> **Record set**:

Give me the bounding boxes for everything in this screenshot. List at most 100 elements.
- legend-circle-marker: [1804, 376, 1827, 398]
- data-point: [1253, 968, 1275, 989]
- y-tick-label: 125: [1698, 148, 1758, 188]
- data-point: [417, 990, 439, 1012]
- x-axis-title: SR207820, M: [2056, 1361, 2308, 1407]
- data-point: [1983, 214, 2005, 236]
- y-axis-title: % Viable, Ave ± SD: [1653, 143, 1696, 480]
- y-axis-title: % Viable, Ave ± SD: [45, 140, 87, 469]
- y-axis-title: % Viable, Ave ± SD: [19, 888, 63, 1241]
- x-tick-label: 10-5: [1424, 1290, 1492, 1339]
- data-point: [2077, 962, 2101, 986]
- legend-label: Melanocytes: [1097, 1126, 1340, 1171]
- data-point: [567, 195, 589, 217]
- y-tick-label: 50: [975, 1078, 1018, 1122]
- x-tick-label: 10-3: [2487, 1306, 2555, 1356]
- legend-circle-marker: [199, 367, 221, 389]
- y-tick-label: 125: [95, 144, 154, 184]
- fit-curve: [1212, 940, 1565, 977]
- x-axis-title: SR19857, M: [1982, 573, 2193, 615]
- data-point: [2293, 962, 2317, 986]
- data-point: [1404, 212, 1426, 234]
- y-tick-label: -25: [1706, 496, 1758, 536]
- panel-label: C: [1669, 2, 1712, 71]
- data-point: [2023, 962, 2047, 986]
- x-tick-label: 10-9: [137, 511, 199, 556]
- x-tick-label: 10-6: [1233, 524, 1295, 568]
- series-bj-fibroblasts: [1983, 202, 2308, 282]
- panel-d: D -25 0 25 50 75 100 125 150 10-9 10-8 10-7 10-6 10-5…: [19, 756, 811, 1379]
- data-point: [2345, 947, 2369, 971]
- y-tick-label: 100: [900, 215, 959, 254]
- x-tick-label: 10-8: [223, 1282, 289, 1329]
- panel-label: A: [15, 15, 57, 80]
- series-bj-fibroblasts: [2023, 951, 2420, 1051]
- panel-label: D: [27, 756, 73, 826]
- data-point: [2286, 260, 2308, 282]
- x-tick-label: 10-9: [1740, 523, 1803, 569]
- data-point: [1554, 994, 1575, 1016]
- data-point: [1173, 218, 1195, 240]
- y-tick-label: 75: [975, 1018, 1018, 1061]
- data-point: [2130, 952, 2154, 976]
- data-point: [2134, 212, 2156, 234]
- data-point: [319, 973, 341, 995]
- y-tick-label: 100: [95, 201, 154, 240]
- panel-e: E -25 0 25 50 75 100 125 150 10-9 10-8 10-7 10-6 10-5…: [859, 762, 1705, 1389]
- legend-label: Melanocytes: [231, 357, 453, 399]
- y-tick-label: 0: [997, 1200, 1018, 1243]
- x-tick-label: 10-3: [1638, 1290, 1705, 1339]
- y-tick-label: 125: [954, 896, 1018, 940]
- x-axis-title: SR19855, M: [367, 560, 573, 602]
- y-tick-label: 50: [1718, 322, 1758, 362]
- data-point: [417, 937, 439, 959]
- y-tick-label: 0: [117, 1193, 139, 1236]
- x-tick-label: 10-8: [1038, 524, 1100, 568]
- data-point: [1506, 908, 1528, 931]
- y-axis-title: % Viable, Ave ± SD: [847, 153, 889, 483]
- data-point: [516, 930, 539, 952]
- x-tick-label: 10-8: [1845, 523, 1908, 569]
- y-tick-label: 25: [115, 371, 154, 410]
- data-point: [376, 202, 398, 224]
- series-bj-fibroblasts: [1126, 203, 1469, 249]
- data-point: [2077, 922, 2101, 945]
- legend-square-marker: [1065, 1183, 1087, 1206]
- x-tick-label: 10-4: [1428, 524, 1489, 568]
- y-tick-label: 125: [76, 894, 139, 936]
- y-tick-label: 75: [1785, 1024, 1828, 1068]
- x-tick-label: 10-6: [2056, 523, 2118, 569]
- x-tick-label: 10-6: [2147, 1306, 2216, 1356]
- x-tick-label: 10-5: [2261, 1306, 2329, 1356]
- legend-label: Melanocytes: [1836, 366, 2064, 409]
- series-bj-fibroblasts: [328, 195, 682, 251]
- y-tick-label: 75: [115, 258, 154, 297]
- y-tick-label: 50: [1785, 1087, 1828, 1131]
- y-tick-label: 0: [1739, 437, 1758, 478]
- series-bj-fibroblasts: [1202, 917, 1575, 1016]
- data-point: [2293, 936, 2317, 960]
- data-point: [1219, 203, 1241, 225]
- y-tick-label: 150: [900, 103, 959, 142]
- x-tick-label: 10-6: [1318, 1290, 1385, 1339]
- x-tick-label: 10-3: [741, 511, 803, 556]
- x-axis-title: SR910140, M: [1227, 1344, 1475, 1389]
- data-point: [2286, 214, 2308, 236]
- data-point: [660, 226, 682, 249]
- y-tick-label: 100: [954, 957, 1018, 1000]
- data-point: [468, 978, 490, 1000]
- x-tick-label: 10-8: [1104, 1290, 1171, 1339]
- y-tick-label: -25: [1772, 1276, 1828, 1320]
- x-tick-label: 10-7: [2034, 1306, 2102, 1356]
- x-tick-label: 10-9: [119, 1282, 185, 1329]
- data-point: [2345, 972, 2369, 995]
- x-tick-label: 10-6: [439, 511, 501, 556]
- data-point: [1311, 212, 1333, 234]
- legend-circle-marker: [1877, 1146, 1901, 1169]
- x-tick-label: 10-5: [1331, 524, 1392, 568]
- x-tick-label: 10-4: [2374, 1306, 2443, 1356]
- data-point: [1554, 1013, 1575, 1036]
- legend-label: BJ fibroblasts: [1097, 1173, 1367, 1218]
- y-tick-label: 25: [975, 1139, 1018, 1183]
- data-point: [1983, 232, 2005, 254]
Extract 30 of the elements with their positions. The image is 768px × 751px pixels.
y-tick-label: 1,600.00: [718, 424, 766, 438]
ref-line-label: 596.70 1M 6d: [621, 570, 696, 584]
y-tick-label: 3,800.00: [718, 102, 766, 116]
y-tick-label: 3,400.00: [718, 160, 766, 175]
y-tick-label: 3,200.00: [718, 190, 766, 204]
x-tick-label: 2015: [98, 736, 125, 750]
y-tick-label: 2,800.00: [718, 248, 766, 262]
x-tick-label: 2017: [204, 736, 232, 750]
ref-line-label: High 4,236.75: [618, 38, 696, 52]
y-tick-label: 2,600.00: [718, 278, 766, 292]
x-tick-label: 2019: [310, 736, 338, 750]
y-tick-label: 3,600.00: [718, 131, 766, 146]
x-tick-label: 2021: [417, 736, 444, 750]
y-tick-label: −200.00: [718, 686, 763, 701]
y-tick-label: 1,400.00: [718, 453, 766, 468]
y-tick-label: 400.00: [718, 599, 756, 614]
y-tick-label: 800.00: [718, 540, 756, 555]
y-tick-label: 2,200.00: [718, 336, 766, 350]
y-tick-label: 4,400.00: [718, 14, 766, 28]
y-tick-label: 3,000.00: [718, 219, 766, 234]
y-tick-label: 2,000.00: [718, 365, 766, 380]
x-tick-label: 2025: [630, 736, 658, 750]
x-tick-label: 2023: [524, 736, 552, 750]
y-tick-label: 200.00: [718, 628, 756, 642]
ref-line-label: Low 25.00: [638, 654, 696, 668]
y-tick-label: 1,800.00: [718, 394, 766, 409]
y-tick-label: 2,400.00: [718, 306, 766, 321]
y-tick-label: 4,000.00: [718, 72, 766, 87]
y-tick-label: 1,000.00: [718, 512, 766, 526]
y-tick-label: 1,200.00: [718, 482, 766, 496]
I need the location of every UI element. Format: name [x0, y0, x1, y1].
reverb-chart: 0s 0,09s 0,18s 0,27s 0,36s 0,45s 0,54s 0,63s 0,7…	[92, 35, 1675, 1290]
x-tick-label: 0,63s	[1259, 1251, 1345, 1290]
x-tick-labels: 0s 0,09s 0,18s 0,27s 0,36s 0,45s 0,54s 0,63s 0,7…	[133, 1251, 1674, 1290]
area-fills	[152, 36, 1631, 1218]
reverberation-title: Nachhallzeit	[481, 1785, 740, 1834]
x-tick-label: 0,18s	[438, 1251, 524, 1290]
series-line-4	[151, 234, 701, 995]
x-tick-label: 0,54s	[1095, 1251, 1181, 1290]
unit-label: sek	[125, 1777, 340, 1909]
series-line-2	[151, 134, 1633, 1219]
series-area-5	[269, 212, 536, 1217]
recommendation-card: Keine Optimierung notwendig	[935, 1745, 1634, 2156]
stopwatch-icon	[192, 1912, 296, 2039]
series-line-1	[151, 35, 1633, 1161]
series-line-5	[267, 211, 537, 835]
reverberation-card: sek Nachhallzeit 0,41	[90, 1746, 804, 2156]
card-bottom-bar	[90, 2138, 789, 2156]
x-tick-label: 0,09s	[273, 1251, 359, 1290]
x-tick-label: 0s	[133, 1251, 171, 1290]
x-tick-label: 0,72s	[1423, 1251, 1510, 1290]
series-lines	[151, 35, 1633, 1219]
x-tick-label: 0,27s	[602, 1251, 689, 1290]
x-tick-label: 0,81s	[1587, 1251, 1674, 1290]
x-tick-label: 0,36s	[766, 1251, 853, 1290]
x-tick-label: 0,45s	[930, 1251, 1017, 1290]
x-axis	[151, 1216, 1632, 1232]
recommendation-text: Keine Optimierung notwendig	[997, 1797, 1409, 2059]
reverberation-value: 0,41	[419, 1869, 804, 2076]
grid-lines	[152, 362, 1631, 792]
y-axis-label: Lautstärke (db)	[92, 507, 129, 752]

> **Aim of the exercise**:
Print the material without any changes, from its first line up to and including the line that contains "- legend-label: Melanocytes: [231, 357, 453, 399]".

> **Complete output**:
Give me the bounding boxes for everything in this screenshot. List at most 100 elements.
- legend-circle-marker: [1804, 376, 1827, 398]
- data-point: [1253, 968, 1275, 989]
- y-tick-label: 125: [1698, 148, 1758, 188]
- data-point: [417, 990, 439, 1012]
- x-axis-title: SR207820, M: [2056, 1361, 2308, 1407]
- data-point: [1983, 214, 2005, 236]
- y-axis-title: % Viable, Ave ± SD: [1653, 143, 1696, 480]
- y-axis-title: % Viable, Ave ± SD: [45, 140, 87, 469]
- y-axis-title: % Viable, Ave ± SD: [19, 888, 63, 1241]
- x-tick-label: 10-5: [1424, 1290, 1492, 1339]
- data-point: [2077, 962, 2101, 986]
- legend-label: Melanocytes: [1097, 1126, 1340, 1171]
- data-point: [567, 195, 589, 217]
- y-tick-label: 50: [975, 1078, 1018, 1122]
- x-tick-label: 10-3: [2487, 1306, 2555, 1356]
- legend-circle-marker: [199, 367, 221, 389]
- y-tick-label: 125: [95, 144, 154, 184]
- fit-curve: [1212, 940, 1565, 977]
- x-axis-title: SR19857, M: [1982, 573, 2193, 615]
- data-point: [2293, 962, 2317, 986]
- data-point: [1404, 212, 1426, 234]
- y-tick-label: -25: [1706, 496, 1758, 536]
- panel-label: C: [1669, 2, 1712, 71]
- data-point: [2023, 962, 2047, 986]
- x-tick-label: 10-9: [137, 511, 199, 556]
- x-tick-label: 10-6: [1233, 524, 1295, 568]
- series-bj-fibroblasts: [1983, 202, 2308, 282]
- panel-d: D -25 0 25 50 75 100 125 150 10-9 10-8 10-7 10-6 10-5…: [19, 756, 811, 1379]
- data-point: [2345, 947, 2369, 971]
- y-tick-label: 100: [900, 215, 959, 254]
- x-tick-label: 10-8: [223, 1282, 289, 1329]
- panel-label: A: [15, 15, 57, 80]
- series-bj-fibroblasts: [2023, 951, 2420, 1051]
- panel-label: D: [27, 756, 73, 826]
- data-point: [2286, 260, 2308, 282]
- x-tick-label: 10-9: [1740, 523, 1803, 569]
- data-point: [1554, 994, 1575, 1016]
- data-point: [1173, 218, 1195, 240]
- y-tick-label: 75: [975, 1018, 1018, 1061]
- data-point: [2130, 952, 2154, 976]
- data-point: [2134, 212, 2156, 234]
- data-point: [319, 973, 341, 995]
- y-tick-label: 100: [95, 201, 154, 240]
- panel-e: E -25 0 25 50 75 100 125 150 10-9 10-8 10-7 10-6 10-5…: [859, 762, 1705, 1389]
- legend-label: Melanocytes: [231, 357, 453, 399]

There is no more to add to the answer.